Text
---*---
Willow
06-25-2008, 04:55 PM
Gina Cho Daniels originally asked:
Since a couple of people, including Gina, have cameras, and we had a flood of photo paper the other night.. I realized I have a slight history problem.
When I wrote up a couple of photos, I forgot to take the color words out of the examines that I based them on. Thankfully I only made a couple.. so I could do them in black and white from now on.
Except, I'm confused.. I figured alot of people might not think of the color issue immediately, so I researched color film to be sure I was right about being wrong (heh) .. and I now have no clue.
This is what I think I have found:
Because of cost, convenience, simplicity, etc, black and white was definately the "default" of what a photo would be in the 1930s.
However, color photos DID exist in the 1930s..
-Using plates, it'd been around for awhile.. but since our props are Kodak Brownies, I don't think I can say that Gina uses plates instead of film (although that would be her IC preference).
-Kodachrome color film was commercially available in 1935. But it required really complicated chemistry and equipment. It was sold with an envelope to put it in and send it off to Kodak when you were done. So we could get color photos that way, but I guess realistically we wouldn't be printing them ourselves so we'd have to remember turn around time. And again, I don't know if Kodak Brownies could use Kodachrome.
-In 1936 the German company Agfa introduced Agfacolor-Neu transparency film, which was like Kodachrome but much easier to develop. But I can find no information about whether it was easy -enough- to develop on your own. And yet again.. can a Kodak Brownie use it?
---*---
Supplied entries
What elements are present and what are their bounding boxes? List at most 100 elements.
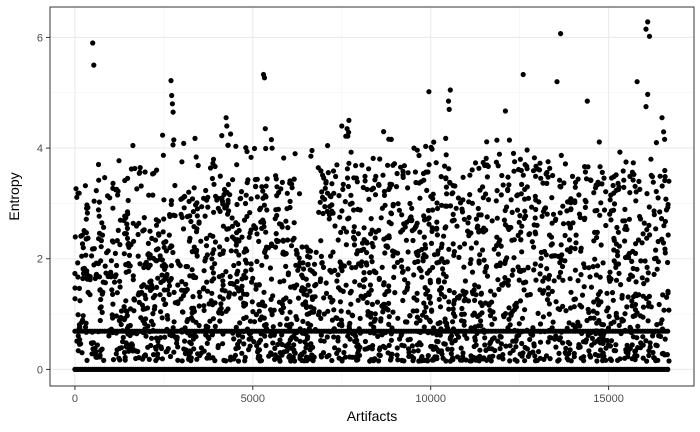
data-point [301,291,307,297]
data-point [407,200,413,207]
data-point [611,237,617,243]
data-point [238,189,245,195]
data-point [153,217,159,223]
data-point [444,191,450,197]
data-point [248,196,254,202]
data-point [522,307,528,313]
data-point [477,300,484,306]
data-point [189,249,195,255]
data-point [182,338,188,344]
data-point [595,291,602,297]
data-point [457,357,464,363]
data-point [288,243,295,249]
data-point [427,280,433,286]
data-point [344,175,351,181]
data-point [585,164,591,170]
data-point [296,255,302,261]
data-point [206,335,212,342]
data-point [338,308,344,314]
data-point [76,326,82,332]
y-tick-label: 2 [37,254,43,266]
data-point [380,330,386,336]
data-point [118,314,124,321]
data-point [231,336,237,342]
data-point [453,205,459,211]
data-point [284,206,290,212]
data-point [348,192,354,198]
data-point [411,145,417,151]
data-point [604,337,610,344]
data-point [529,204,535,210]
data-point [297,260,303,266]
data-point [196,303,202,309]
data-point [520,172,526,178]
data-point [143,333,149,339]
data-point [643,338,649,344]
data-point [640,334,646,340]
data-point [305,282,311,288]
data-point [597,164,603,170]
data-point [497,260,503,266]
data-point [255,347,261,354]
data-point [163,239,169,245]
data-point [616,322,622,328]
data-point [581,284,587,290]
data-point [325,308,331,314]
data-point [89,253,95,259]
data-point [395,201,401,207]
data-point [259,262,265,268]
data-point [417,229,423,235]
data-point [236,260,242,266]
data-point [185,316,191,323]
data-point [84,210,90,216]
data-point [412,169,418,175]
data-point [241,315,247,322]
data-point [272,216,278,222]
data-point [653,358,659,364]
data-point [506,182,512,188]
data-point [625,354,631,360]
data-point [386,288,392,294]
data-point [320,210,326,217]
data-point [159,315,165,321]
data-point [472,335,478,341]
data-point [257,207,263,213]
data-point [518,237,524,243]
data-point [488,288,494,294]
data-point [293,247,299,253]
data-point [339,123,345,129]
data-point [223,115,229,121]
data-point [357,344,363,350]
data-point [327,193,333,199]
data-point [647,340,653,346]
data-point [545,291,552,297]
data-point [546,272,553,279]
data-point [385,350,391,356]
data-point [281,155,287,161]
data-point [371,330,377,336]
data-point [159,272,165,278]
data-point [153,222,160,228]
data-point [404,284,411,290]
data-point [256,238,262,244]
data-point [520,280,527,286]
data-point [186,189,192,195]
data-point [76,341,83,347]
data-point [163,274,169,280]
data-point [564,325,570,331]
data-point [372,269,378,275]
data-point [352,279,358,285]
data-point [429,225,435,231]
data-point [504,255,510,261]
data-point [168,198,175,204]
data-point [532,261,538,267]
data-point [450,319,456,325]
data-point [110,301,116,307]
data-point [620,218,626,224]
data-point [175,357,181,363]
data-point [497,237,503,243]
data-point [217,294,223,300]
data-point [658,333,664,339]
data-point [524,327,530,333]
data-point [159,257,165,263]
---*---
The request
Please set down, word for word, the part of the forum post on 1930s color photos that opens with the words containing "When I wrote" and closes with "have no clue.".

Written reply
When I wrote up a couple of photos, I forgot to take the color words out of the examines that I based them on. Thankfully I only made a couple.. so I could do them in black and white from now on.
Except, I'm confused.. I figured alot of people might not think of the color issue immediately, so I researched color film to be sure I was right about being wrong (heh) .. and I now have no clue.